◆ **Requirement**
From the entries that follow, pick out all lines holding "caption".

Data extracted from a collection

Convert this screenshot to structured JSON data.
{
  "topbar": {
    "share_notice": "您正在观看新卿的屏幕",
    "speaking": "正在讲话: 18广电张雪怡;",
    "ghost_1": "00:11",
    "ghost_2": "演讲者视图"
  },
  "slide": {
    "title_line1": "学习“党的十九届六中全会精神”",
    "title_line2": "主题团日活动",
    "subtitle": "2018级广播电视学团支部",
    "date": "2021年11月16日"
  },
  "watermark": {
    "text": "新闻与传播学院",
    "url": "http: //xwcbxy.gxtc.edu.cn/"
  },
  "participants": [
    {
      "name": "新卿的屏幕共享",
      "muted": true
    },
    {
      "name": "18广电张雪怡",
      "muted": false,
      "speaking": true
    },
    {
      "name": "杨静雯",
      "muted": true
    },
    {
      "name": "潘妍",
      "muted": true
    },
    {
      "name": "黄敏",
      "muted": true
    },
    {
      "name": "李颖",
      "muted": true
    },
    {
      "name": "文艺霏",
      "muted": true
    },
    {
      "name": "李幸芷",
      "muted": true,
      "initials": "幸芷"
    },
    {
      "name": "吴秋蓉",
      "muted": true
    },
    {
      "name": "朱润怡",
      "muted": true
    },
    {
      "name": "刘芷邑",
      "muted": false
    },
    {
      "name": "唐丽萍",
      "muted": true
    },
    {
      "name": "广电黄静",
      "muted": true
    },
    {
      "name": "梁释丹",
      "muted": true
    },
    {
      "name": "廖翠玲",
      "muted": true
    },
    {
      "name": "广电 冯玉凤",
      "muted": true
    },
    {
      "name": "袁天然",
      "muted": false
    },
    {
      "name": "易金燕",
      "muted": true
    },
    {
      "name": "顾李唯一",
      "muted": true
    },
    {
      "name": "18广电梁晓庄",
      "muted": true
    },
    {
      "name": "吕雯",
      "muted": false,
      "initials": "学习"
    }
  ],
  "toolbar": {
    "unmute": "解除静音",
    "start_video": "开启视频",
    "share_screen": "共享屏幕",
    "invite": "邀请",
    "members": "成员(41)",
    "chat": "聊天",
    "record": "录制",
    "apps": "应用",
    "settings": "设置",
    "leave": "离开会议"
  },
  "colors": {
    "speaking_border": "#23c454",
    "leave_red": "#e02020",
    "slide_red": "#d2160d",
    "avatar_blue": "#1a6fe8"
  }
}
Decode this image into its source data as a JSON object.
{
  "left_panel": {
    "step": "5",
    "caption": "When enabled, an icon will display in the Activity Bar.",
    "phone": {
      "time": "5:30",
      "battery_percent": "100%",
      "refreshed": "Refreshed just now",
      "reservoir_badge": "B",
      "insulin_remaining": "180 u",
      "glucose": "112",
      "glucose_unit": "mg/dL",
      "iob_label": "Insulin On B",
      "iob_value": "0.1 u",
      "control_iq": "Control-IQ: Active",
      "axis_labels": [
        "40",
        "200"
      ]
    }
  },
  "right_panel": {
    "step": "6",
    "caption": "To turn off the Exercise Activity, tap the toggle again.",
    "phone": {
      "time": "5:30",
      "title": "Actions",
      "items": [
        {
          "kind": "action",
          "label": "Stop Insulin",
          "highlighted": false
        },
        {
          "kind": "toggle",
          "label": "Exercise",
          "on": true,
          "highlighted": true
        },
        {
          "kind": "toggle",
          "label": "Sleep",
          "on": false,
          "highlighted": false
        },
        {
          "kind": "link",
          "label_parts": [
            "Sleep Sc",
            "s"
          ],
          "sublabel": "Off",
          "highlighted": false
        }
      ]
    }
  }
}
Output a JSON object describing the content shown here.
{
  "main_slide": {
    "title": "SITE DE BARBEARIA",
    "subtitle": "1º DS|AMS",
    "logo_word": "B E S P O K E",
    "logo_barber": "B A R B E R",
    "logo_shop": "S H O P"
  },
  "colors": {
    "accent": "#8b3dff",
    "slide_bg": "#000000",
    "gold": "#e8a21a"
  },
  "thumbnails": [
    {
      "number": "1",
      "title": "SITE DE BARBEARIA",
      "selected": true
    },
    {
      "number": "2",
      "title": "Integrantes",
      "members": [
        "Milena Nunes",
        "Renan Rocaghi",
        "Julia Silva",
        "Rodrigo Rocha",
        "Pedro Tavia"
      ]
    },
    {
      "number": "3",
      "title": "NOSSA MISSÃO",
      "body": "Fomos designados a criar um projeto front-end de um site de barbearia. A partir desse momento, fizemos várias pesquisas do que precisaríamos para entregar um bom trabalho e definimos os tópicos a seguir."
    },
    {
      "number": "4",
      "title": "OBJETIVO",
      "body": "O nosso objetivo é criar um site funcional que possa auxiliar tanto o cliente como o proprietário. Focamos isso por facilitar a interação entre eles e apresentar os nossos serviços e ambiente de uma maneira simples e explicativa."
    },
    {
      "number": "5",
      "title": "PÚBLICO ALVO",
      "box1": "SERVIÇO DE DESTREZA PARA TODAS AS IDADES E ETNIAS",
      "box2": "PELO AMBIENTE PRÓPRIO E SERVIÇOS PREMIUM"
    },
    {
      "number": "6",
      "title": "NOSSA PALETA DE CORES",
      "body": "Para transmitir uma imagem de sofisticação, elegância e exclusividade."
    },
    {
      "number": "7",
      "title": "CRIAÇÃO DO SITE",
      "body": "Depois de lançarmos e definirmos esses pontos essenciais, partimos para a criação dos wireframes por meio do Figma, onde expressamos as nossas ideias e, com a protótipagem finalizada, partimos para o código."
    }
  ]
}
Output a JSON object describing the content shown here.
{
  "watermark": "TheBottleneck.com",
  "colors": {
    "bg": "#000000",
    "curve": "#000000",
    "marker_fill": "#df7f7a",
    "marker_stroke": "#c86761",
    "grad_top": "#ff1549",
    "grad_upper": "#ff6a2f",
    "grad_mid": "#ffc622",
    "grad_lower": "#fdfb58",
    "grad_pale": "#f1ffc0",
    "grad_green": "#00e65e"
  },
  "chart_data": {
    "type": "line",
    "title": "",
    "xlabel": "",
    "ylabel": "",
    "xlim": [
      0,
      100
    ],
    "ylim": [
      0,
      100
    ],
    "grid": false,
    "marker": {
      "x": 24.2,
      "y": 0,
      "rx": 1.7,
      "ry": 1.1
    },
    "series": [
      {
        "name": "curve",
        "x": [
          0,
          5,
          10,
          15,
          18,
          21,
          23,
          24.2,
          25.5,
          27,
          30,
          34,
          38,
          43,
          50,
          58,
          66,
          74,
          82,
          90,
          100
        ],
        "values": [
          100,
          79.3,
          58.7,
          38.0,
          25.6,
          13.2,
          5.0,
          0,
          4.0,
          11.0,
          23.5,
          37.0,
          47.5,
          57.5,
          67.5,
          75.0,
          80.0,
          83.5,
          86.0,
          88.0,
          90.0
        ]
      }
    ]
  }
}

◆ **Answer below**
    "caption": "When enabled, an icon will display in the Activity Bar.",
    "caption": "To turn off the Exercise Activity, tap the toggle again.",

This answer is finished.